• **How to complete this task**: Without altering a single character, set down all of the data below.

• **Material provided**:

____

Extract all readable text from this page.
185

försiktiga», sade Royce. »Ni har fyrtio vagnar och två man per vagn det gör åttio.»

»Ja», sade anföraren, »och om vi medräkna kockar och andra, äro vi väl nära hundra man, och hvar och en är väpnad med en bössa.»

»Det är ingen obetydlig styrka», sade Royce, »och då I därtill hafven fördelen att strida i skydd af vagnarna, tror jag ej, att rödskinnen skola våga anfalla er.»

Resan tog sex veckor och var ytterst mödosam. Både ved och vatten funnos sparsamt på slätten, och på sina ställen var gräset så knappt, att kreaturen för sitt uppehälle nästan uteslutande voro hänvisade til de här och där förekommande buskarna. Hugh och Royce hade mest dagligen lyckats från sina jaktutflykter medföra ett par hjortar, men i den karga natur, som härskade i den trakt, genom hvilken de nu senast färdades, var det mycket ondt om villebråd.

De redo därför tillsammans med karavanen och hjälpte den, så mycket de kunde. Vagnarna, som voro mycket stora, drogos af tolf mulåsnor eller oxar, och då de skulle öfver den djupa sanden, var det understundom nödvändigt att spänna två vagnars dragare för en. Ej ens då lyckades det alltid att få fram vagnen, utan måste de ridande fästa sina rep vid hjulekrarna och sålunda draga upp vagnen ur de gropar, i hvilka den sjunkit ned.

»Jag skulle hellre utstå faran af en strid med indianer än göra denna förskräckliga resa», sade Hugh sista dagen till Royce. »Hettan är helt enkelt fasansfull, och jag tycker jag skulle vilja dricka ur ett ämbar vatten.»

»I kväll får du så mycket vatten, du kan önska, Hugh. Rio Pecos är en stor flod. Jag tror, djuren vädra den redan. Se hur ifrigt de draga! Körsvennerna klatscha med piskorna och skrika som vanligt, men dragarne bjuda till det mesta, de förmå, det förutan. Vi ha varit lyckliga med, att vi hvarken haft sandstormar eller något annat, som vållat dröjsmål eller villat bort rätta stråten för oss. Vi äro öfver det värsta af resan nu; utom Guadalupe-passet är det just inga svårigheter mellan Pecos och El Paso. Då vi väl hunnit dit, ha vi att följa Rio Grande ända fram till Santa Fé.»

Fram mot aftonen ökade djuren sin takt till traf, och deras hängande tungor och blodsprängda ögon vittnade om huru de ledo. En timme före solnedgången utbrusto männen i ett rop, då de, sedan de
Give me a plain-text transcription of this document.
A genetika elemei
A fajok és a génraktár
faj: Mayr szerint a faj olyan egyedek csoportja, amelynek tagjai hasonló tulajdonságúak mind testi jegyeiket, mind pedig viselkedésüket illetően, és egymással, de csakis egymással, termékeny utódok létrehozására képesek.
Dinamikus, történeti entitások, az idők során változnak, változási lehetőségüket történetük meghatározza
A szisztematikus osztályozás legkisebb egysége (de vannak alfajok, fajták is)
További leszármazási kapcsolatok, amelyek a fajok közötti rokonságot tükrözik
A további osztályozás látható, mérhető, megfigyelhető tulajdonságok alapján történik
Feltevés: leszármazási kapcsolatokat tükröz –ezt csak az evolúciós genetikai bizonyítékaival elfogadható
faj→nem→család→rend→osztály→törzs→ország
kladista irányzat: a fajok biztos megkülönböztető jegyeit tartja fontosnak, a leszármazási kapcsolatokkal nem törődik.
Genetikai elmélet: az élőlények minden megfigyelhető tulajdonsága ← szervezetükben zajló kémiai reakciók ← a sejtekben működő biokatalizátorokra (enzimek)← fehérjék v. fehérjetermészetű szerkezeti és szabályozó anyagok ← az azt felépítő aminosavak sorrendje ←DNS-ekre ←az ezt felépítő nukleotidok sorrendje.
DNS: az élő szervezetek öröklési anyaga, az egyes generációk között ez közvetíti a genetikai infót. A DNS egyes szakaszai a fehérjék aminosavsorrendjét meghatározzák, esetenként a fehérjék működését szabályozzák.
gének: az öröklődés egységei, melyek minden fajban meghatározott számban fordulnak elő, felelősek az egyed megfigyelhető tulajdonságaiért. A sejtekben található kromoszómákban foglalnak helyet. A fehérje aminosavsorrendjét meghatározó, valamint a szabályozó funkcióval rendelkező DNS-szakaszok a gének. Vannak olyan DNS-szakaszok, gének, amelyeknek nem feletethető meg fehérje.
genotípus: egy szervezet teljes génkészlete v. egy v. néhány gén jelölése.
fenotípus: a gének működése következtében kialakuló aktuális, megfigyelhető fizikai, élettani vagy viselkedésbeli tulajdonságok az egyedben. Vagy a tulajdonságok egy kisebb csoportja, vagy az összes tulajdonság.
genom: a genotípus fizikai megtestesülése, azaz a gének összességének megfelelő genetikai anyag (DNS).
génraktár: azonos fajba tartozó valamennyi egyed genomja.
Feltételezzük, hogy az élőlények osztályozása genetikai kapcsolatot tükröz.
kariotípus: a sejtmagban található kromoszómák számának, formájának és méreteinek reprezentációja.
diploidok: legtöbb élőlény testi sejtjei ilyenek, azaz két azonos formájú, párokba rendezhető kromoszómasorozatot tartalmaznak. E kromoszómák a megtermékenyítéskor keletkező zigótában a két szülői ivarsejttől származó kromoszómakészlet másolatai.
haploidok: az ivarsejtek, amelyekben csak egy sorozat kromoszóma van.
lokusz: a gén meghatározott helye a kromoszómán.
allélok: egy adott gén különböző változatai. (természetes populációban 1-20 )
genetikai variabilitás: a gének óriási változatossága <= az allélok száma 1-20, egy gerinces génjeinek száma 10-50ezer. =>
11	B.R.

____

• **Written reply**:
Extract all readable text from this page.
185

försiktiga», sade Royce. »Ni har fyrtio vagnar och två man per vagn det gör åttio.»

»Ja», sade anföraren, »och om vi medräkna kockar och andra, äro vi väl nära hundra man, och hvar och en är väpnad med en bössa.»

»Det är ingen obetydlig styrka», sade Royce, »och då I därtill hafven fördelen att strida i skydd af vagnarna, tror jag ej, att rödskinnen skola våga anfalla er.»

Resan tog sex veckor och var ytterst mödosam. Både ved och vatten funnos sparsamt på slätten, och på sina ställen var gräset så knappt, att kreaturen för sitt uppehälle nästan uteslutande voro hänvisade til de här och där förekommande buskarna. Hugh och Royce hade mest dagligen lyckats från sina jaktutflykter medföra ett par hjortar, men i den karga natur, som härskade i den trakt, genom hvilken de nu senast färdades, var det mycket ondt om villebråd.

De redo därför tillsammans med karavanen och hjälpte den, så mycket de kunde. Vagnarna, som voro mycket stora, drogos af tolf mulåsnor eller oxar, och då de skulle öfver den djupa sanden, var det understundom nödvändigt att spänna två vagnars dragare för en. Ej ens då lyckades det alltid att få fram vagnen, utan måste de ridande fästa sina rep vid hjulekrarna och sålunda draga upp vagnen ur de gropar, i hvilka den sjunkit ned.

»Jag skulle hellre utstå faran af en strid med indianer än göra denna förskräckliga resa», sade Hugh sista dagen till Royce. »Hettan är helt enkelt fasansfull, och jag tycker jag skulle vilja dricka ur ett ämbar vatten.»

»I kväll får du så mycket vatten, du kan önska, Hugh. Rio Pecos är en stor flod. Jag tror, djuren vädra den redan. Se hur ifrigt de draga! Körsvennerna klatscha med piskorna och skrika som vanligt, men dragarne bjuda till det mesta, de förmå, det förutan. Vi ha varit lyckliga med, att vi hvarken haft sandstormar eller något annat, som vållat dröjsmål eller villat bort rätta stråten för oss. Vi äro öfver det värsta af resan nu; utom Guadalupe-passet är det just inga svårigheter mellan Pecos och El Paso. Då vi väl hunnit dit, ha vi att följa Rio Grande ända fram till Santa Fé.»

Fram mot aftonen ökade djuren sin takt till traf, och deras hängande tungor och blodsprängda ögon vittnade om huru de ledo. En timme före solnedgången utbrusto männen i ett rop, då de, sedan de
Give me a plain-text transcription of this document.
A genetika elemei
A fajok és a génraktár
faj: Mayr szerint a faj olyan egyedek csoportja, amelynek tagjai hasonló tulajdonságúak mind testi jegyeiket, mind pedig viselkedésüket illetően, és egymással, de csakis egymással, termékeny utódok létrehozására képesek.
Dinamikus, történeti entitások, az idők során változnak, változási lehetőségüket történetük meghatározza
A szisztematikus osztályozás legkisebb egysége (de vannak alfajok, fajták is)
További leszármazási kapcsolatok, amelyek a fajok közötti rokonságot tükrözik
A további osztályozás látható, mérhető, megfigyelhető tulajdonságok alapján történik
Feltevés: leszármazási kapcsolatokat tükröz –ezt csak az evolúciós genetikai bizonyítékaival elfogadható
faj→nem→család→rend→osztály→törzs→ország
kladista irányzat: a fajok biztos megkülönböztető jegyeit tartja fontosnak, a leszármazási kapcsolatokkal nem törődik.
Genetikai elmélet: az élőlények minden megfigyelhető tulajdonsága ← szervezetükben zajló kémiai reakciók ← a sejtekben működő biokatalizátorokra (enzimek)← fehérjék v. fehérjetermészetű szerkezeti és szabályozó anyagok ← az azt felépítő aminosavak sorrendje ←DNS-ekre ←az ezt felépítő nukleotidok sorrendje.
DNS: az élő szervezetek öröklési anyaga, az egyes generációk között ez közvetíti a genetikai infót. A DNS egyes szakaszai a fehérjék aminosavsorrendjét meghatározzák, esetenként a fehérjék működését szabályozzák.
gének: az öröklődés egységei, melyek minden fajban meghatározott számban fordulnak elő, felelősek az egyed megfigyelhető tulajdonságaiért. A sejtekben található kromoszómákban foglalnak helyet. A fehérje aminosavsorrendjét meghatározó, valamint a szabályozó funkcióval rendelkező DNS-szakaszok a gének. Vannak olyan DNS-szakaszok, gének, amelyeknek nem feletethető meg fehérje.
genotípus: egy szervezet teljes génkészlete v. egy v. néhány gén jelölése.
fenotípus: a gének működése következtében kialakuló aktuális, megfigyelhető fizikai, élettani vagy viselkedésbeli tulajdonságok az egyedben. Vagy a tulajdonságok egy kisebb csoportja, vagy az összes tulajdonság.
genom: a genotípus fizikai megtestesülése, azaz a gének összességének megfelelő genetikai anyag (DNS).
génraktár: azonos fajba tartozó valamennyi egyed genomja.
Feltételezzük, hogy az élőlények osztályozása genetikai kapcsolatot tükröz.
kariotípus: a sejtmagban található kromoszómák számának, formájának és méreteinek reprezentációja.
diploidok: legtöbb élőlény testi sejtjei ilyenek, azaz két azonos formájú, párokba rendezhető kromoszómasorozatot tartalmaznak. E kromoszómák a megtermékenyítéskor keletkező zigótában a két szülői ivarsejttől származó kromoszómakészlet másolatai.
haploidok: az ivarsejtek, amelyekben csak egy sorozat kromoszóma van.
lokusz: a gén meghatározott helye a kromoszómán.
allélok: egy adott gén különböző változatai. (természetes populációban 1-20 )
genetikai variabilitás: a gének óriási változatossága <= az allélok száma 1-20, egy gerinces génjeinek száma 10-50ezer. =>
11	B.R.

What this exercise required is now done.